Search the data for the string "this" and gather each line it is in.

# [SUPPLIED ENTRIES]
§
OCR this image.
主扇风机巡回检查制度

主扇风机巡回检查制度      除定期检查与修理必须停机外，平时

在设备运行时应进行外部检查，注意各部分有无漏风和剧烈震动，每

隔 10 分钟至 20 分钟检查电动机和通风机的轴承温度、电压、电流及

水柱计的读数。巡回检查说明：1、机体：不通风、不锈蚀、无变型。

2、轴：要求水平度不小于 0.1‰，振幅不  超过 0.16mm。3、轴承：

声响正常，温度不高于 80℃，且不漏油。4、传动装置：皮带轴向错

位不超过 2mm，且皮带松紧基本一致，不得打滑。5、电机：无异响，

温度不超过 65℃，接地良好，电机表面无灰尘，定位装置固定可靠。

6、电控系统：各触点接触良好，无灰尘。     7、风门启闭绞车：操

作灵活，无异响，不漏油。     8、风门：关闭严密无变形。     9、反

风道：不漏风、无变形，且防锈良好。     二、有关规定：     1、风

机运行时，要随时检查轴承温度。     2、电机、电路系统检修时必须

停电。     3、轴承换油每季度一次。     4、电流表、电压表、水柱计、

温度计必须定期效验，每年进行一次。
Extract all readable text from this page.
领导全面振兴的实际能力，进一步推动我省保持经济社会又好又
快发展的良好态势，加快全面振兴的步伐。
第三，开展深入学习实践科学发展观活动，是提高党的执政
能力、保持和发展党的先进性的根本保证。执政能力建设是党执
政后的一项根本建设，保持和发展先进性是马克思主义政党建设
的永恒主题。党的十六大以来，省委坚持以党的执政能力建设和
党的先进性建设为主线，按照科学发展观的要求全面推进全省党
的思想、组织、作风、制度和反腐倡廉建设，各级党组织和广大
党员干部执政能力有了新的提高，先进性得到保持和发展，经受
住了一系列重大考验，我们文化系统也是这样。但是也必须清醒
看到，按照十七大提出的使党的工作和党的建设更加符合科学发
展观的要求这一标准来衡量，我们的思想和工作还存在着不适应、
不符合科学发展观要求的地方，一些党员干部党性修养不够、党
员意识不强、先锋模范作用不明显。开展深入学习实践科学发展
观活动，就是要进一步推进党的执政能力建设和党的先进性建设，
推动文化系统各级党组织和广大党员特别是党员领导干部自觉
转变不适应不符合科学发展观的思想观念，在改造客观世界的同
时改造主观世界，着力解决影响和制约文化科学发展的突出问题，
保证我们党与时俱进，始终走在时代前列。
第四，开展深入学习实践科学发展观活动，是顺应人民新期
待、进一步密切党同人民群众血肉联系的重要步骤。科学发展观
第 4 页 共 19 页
§
# [RESULT OF THE TASK]
OCR this image.
Extract all readable text from this page.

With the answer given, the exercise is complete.